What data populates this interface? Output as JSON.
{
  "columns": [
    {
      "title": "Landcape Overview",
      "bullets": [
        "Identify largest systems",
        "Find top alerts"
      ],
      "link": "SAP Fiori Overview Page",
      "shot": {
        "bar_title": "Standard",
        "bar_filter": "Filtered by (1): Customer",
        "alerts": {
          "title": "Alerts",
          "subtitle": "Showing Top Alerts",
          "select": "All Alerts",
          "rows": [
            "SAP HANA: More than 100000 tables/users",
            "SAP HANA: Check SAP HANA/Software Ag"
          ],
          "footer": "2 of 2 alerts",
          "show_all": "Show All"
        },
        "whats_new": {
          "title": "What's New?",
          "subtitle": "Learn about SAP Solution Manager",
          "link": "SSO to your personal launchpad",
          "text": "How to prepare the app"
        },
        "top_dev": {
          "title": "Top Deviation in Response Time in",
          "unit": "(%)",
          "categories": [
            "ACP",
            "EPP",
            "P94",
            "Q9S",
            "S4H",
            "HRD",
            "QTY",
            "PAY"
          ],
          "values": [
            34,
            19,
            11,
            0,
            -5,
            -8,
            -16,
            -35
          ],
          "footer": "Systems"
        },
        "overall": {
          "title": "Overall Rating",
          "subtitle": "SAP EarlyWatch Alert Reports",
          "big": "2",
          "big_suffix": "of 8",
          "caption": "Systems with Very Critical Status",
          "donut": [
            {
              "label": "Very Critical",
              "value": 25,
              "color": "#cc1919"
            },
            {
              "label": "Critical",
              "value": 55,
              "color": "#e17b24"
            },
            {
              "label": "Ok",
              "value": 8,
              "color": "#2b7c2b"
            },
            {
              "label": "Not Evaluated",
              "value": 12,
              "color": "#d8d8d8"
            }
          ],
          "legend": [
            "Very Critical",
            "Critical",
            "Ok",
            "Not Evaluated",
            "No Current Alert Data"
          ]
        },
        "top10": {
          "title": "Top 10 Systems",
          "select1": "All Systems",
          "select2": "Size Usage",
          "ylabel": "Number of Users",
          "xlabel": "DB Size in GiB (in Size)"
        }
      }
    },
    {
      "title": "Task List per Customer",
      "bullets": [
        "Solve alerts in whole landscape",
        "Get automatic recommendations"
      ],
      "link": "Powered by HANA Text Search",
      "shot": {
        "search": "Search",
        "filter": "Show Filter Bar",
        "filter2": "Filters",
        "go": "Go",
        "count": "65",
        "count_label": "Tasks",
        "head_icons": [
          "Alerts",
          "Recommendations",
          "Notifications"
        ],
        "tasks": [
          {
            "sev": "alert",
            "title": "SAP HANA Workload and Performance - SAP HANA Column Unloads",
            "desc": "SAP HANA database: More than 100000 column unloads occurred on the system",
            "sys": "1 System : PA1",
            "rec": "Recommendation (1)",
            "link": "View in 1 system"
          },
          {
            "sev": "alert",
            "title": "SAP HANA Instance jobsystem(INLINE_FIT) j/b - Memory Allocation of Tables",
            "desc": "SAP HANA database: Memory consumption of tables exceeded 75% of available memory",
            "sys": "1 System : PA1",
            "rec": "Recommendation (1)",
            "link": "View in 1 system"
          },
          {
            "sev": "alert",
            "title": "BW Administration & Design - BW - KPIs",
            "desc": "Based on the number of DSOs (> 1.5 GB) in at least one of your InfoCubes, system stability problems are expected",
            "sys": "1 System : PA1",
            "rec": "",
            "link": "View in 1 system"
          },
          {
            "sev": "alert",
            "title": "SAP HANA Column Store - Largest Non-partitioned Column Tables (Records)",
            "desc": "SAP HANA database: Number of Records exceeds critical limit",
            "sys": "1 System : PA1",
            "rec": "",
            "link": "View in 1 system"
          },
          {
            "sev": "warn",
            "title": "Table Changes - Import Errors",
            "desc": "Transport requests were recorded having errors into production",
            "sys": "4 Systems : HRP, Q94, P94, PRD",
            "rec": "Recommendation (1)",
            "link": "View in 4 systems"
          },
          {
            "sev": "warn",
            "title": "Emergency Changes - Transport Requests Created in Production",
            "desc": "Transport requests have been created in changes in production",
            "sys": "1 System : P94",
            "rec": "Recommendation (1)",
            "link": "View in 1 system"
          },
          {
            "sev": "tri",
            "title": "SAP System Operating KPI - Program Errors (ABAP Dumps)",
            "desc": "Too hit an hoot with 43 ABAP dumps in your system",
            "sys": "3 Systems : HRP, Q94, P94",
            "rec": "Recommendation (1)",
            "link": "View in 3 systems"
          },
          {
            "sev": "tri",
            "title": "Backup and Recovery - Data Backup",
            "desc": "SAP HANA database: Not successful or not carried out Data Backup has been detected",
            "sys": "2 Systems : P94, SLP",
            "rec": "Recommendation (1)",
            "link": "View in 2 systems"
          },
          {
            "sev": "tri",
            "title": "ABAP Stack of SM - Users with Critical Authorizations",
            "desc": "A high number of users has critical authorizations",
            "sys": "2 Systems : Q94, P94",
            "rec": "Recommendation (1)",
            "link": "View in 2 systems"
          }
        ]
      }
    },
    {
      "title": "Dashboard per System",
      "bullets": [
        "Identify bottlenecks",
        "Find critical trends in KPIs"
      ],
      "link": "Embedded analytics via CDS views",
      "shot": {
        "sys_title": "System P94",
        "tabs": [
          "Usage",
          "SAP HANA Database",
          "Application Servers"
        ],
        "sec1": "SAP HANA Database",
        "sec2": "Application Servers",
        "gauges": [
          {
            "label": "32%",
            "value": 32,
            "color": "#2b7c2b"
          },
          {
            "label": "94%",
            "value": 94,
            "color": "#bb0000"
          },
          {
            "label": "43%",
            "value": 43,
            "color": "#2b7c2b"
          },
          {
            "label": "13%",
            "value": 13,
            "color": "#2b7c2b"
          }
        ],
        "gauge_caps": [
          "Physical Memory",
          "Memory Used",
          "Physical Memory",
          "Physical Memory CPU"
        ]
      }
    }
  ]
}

────

BRIEF |
Every record above should be copied exactly.

ANSWER TO THIS PROBLEM |
What data populates this interface? Output as JSON.
{
  "columns": [
    {
      "title": "Landcape Overview",
      "bullets": [
        "Identify largest systems",
        "Find top alerts"
      ],
      "link": "SAP Fiori Overview Page",
      "shot": {
        "bar_title": "Standard",
        "bar_filter": "Filtered by (1): Customer",
        "alerts": {
          "title": "Alerts",
          "subtitle": "Showing Top Alerts",
          "select": "All Alerts",
          "rows": [
            "SAP HANA: More than 100000 tables/users",
            "SAP HANA: Check SAP HANA/Software Ag"
          ],
          "footer": "2 of 2 alerts",
          "show_all": "Show All"
        },
        "whats_new": {
          "title": "What's New?",
          "subtitle": "Learn about SAP Solution Manager",
          "link": "SSO to your personal launchpad",
          "text": "How to prepare the app"
        },
        "top_dev": {
          "title": "Top Deviation in Response Time in",
          "unit": "(%)",
          "categories": [
            "ACP",
            "EPP",
            "P94",
            "Q9S",
            "S4H",
            "HRD",
            "QTY",
            "PAY"
          ],
          "values": [
            34,
            19,
            11,
            0,
            -5,
            -8,
            -16,
            -35
          ],
          "footer": "Systems"
        },
        "overall": {
          "title": "Overall Rating",
          "subtitle": "SAP EarlyWatch Alert Reports",
          "big": "2",
          "big_suffix": "of 8",
          "caption": "Systems with Very Critical Status",
          "donut": [
            {
              "label": "Very Critical",
              "value": 25,
              "color": "#cc1919"
            },
            {
              "label": "Critical",
              "value": 55,
              "color": "#e17b24"
            },
            {
              "label": "Ok",
              "value": 8,
              "color": "#2b7c2b"
            },
            {
              "label": "Not Evaluated",
              "value": 12,
              "color": "#d8d8d8"
            }
          ],
          "legend": [
            "Very Critical",
            "Critical",
            "Ok",
            "Not Evaluated",
            "No Current Alert Data"
          ]
        },
        "top10": {
          "title": "Top 10 Systems",
          "select1": "All Systems",
          "select2": "Size Usage",
          "ylabel": "Number of Users",
          "xlabel": "DB Size in GiB (in Size)"
        }
      }
    },
    {
      "title": "Task List per Customer",
      "bullets": [
        "Solve alerts in whole landscape",
        "Get automatic recommendations"
      ],
      "link": "Powered by HANA Text Search",
      "shot": {
        "search": "Search",
        "filter": "Show Filter Bar",
        "filter2": "Filters",
        "go": "Go",
        "count": "65",
        "count_label": "Tasks",
        "head_icons": [
          "Alerts",
          "Recommendations",
          "Notifications"
        ],
        "tasks": [
          {
            "sev": "alert",
            "title": "SAP HANA Workload and Performance - SAP HANA Column Unloads",
            "desc": "SAP HANA database: More than 100000 column unloads occurred on the system",
            "sys": "1 System : PA1",
            "rec": "Recommendation (1)",
            "link": "View in 1 system"
          },
          {
            "sev": "alert",
            "title": "SAP HANA Instance jobsystem(INLINE_FIT) j/b - Memory Allocation of Tables",
            "desc": "SAP HANA database: Memory consumption of tables exceeded 75% of available memory",
            "sys": "1 System : PA1",
            "rec": "Recommendation (1)",
            "link": "View in 1 system"
          },
          {
            "sev": "alert",
            "title": "BW Administration & Design - BW - KPIs",
            "desc": "Based on the number of DSOs (> 1.5 GB) in at least one of your InfoCubes, system stability problems are expected",
            "sys": "1 System : PA1",
            "rec": "",
            "link": "View in 1 system"
          },
          {
            "sev": "alert",
            "title": "SAP HANA Column Store - Largest Non-partitioned Column Tables (Records)",
            "desc": "SAP HANA database: Number of Records exceeds critical limit",
            "sys": "1 System : PA1",
            "rec": "",
            "link": "View in 1 system"
          },
          {
            "sev": "warn",
            "title": "Table Changes - Import Errors",
            "desc": "Transport requests were recorded having errors into production",
            "sys": "4 Systems : HRP, Q94, P94, PRD",
            "rec": "Recommendation (1)",
            "link": "View in 4 systems"
          },
          {
            "sev": "warn",
            "title": "Emergency Changes - Transport Requests Created in Production",
            "desc": "Transport requests have been created in changes in production",
            "sys": "1 System : P94",
            "rec": "Recommendation (1)",
            "link": "View in 1 system"
          },
          {
            "sev": "tri",
            "title": "SAP System Operating KPI - Program Errors (ABAP Dumps)",
            "desc": "Too hit an hoot with 43 ABAP dumps in your system",
            "sys": "3 Systems : HRP, Q94, P94",
            "rec": "Recommendation (1)",
            "link": "View in 3 systems"
          },
          {
            "sev": "tri",
            "title": "Backup and Recovery - Data Backup",
            "desc": "SAP HANA database: Not successful or not carried out Data Backup has been detected",
            "sys": "2 Systems : P94, SLP",
            "rec": "Recommendation (1)",
            "link": "View in 2 systems"
          },
          {
            "sev": "tri",
            "title": "ABAP Stack of SM - Users with Critical Authorizations",
            "desc": "A high number of users has critical authorizations",
            "sys": "2 Systems : Q94, P94",
            "rec": "Recommendation (1)",
            "link": "View in 2 systems"
          }
        ]
      }
    },
    {
      "title": "Dashboard per System",
      "bullets": [
        "Identify bottlenecks",
        "Find critical trends in KPIs"
      ],
      "link": "Embedded analytics via CDS views",
      "shot": {
        "sys_title": "System P94",
        "tabs": [
          "Usage",
          "SAP HANA Database",
          "Application Servers"
        ],
        "sec1": "SAP HANA Database",
        "sec2": "Application Servers",
        "gauges": [
          {
            "label": "32%",
            "value": 32,
            "color": "#2b7c2b"
          },
          {
            "label": "94%",
            "value": 94,
            "color": "#bb0000"
          },
          {
            "label": "43%",
            "value": 43,
            "color": "#2b7c2b"
          },
          {
            "label": "13%",
            "value": 13,
            "color": "#2b7c2b"
          }
        ],
        "gauge_caps": [
          "Physical Memory",
          "Memory Used",
          "Physical Memory",
          "Physical Memory CPU"
        ]
      }
    }
  ]
}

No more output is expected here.